• _WHAT IS EXPECTED_
Retype each entry below exactly as it stands.

• _MATERIAL PROVIDED_
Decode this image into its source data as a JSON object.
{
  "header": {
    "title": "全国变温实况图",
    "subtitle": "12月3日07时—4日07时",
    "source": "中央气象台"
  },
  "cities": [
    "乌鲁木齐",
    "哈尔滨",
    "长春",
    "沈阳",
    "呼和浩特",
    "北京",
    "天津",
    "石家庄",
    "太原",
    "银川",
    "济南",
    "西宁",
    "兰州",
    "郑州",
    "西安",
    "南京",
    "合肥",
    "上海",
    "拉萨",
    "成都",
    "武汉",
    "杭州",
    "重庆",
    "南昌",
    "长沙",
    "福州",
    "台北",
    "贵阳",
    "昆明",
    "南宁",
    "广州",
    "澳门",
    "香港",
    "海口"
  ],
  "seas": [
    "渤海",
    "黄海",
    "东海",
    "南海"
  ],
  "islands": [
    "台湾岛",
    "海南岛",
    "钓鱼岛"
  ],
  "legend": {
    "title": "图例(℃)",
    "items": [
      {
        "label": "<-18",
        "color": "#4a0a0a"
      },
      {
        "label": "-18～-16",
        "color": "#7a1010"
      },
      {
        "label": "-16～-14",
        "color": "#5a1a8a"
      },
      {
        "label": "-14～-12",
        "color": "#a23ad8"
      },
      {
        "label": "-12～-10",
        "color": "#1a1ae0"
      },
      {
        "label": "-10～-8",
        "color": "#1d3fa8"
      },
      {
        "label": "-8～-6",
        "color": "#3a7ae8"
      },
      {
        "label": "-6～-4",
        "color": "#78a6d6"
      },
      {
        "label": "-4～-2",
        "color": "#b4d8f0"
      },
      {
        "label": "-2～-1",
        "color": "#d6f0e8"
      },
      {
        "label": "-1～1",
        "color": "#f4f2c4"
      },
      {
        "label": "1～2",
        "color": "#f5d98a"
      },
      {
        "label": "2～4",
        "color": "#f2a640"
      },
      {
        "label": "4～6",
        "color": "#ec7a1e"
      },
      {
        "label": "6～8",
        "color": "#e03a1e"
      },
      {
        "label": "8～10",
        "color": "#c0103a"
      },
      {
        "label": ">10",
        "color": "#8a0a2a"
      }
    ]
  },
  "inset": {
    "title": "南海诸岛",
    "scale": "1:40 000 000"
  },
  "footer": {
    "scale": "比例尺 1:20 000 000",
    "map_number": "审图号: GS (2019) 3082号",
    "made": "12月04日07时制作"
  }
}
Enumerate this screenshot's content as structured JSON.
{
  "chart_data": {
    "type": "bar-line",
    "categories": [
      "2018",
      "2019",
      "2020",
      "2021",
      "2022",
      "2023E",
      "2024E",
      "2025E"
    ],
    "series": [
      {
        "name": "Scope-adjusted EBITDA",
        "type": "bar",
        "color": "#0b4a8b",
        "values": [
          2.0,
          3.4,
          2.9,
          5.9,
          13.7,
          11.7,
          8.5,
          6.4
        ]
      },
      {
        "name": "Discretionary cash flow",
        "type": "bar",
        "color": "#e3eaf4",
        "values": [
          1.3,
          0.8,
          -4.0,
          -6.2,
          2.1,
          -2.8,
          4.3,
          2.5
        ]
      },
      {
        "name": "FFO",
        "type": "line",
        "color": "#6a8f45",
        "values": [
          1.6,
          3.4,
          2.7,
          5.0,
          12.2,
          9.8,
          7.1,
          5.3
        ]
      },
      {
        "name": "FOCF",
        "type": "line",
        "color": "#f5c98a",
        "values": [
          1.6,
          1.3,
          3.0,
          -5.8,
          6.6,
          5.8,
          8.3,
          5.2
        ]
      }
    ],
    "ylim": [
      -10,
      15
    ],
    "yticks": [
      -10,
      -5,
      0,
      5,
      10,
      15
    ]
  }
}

• _FINAL RESULT_
Decode this image into its source data as a JSON object.
{
  "header": {
    "title": "全国变温实况图",
    "subtitle": "12月3日07时—4日07时",
    "source": "中央气象台"
  },
  "cities": [
    "乌鲁木齐",
    "哈尔滨",
    "长春",
    "沈阳",
    "呼和浩特",
    "北京",
    "天津",
    "石家庄",
    "太原",
    "银川",
    "济南",
    "西宁",
    "兰州",
    "郑州",
    "西安",
    "南京",
    "合肥",
    "上海",
    "拉萨",
    "成都",
    "武汉",
    "杭州",
    "重庆",
    "南昌",
    "长沙",
    "福州",
    "台北",
    "贵阳",
    "昆明",
    "南宁",
    "广州",
    "澳门",
    "香港",
    "海口"
  ],
  "seas": [
    "渤海",
    "黄海",
    "东海",
    "南海"
  ],
  "islands": [
    "台湾岛",
    "海南岛",
    "钓鱼岛"
  ],
  "legend": {
    "title": "图例(℃)",
    "items": [
      {
        "label": "<-18",
        "color": "#4a0a0a"
      },
      {
        "label": "-18～-16",
        "color": "#7a1010"
      },
      {
        "label": "-16～-14",
        "color": "#5a1a8a"
      },
      {
        "label": "-14～-12",
        "color": "#a23ad8"
      },
      {
        "label": "-12～-10",
        "color": "#1a1ae0"
      },
      {
        "label": "-10～-8",
        "color": "#1d3fa8"
      },
      {
        "label": "-8～-6",
        "color": "#3a7ae8"
      },
      {
        "label": "-6～-4",
        "color": "#78a6d6"
      },
      {
        "label": "-4～-2",
        "color": "#b4d8f0"
      },
      {
        "label": "-2～-1",
        "color": "#d6f0e8"
      },
      {
        "label": "-1～1",
        "color": "#f4f2c4"
      },
      {
        "label": "1～2",
        "color": "#f5d98a"
      },
      {
        "label": "2～4",
        "color": "#f2a640"
      },
      {
        "label": "4～6",
        "color": "#ec7a1e"
      },
      {
        "label": "6～8",
        "color": "#e03a1e"
      },
      {
        "label": "8～10",
        "color": "#c0103a"
      },
      {
        "label": ">10",
        "color": "#8a0a2a"
      }
    ]
  },
  "inset": {
    "title": "南海诸岛",
    "scale": "1:40 000 000"
  },
  "footer": {
    "scale": "比例尺 1:20 000 000",
    "map_number": "审图号: GS (2019) 3082号",
    "made": "12月04日07时制作"
  }
}
Enumerate this screenshot's content as structured JSON.
{
  "chart_data": {
    "type": "bar-line",
    "categories": [
      "2018",
      "2019",
      "2020",
      "2021",
      "2022",
      "2023E",
      "2024E",
      "2025E"
    ],
    "series": [
      {
        "name": "Scope-adjusted EBITDA",
        "type": "bar",
        "color": "#0b4a8b",
        "values": [
          2.0,
          3.4,
          2.9,
          5.9,
          13.7,
          11.7,
          8.5,
          6.4
        ]
      },
      {
        "name": "Discretionary cash flow",
        "type": "bar",
        "color": "#e3eaf4",
        "values": [
          1.3,
          0.8,
          -4.0,
          -6.2,
          2.1,
          -2.8,
          4.3,
          2.5
        ]
      },
      {
        "name": "FFO",
        "type": "line",
        "color": "#6a8f45",
        "values": [
          1.6,
          3.4,
          2.7,
          5.0,
          12.2,
          9.8,
          7.1,
          5.3
        ]
      },
      {
        "name": "FOCF",
        "type": "line",
        "color": "#f5c98a",
        "values": [
          1.6,
          1.3,
          3.0,
          -5.8,
          6.6,
          5.8,
          8.3,
          5.2
        ]
      }
    ],
    "ylim": [
      -10,
      15
    ],
    "yticks": [
      -10,
      -5,
      0,
      5,
      10,
      15
    ]
  }
}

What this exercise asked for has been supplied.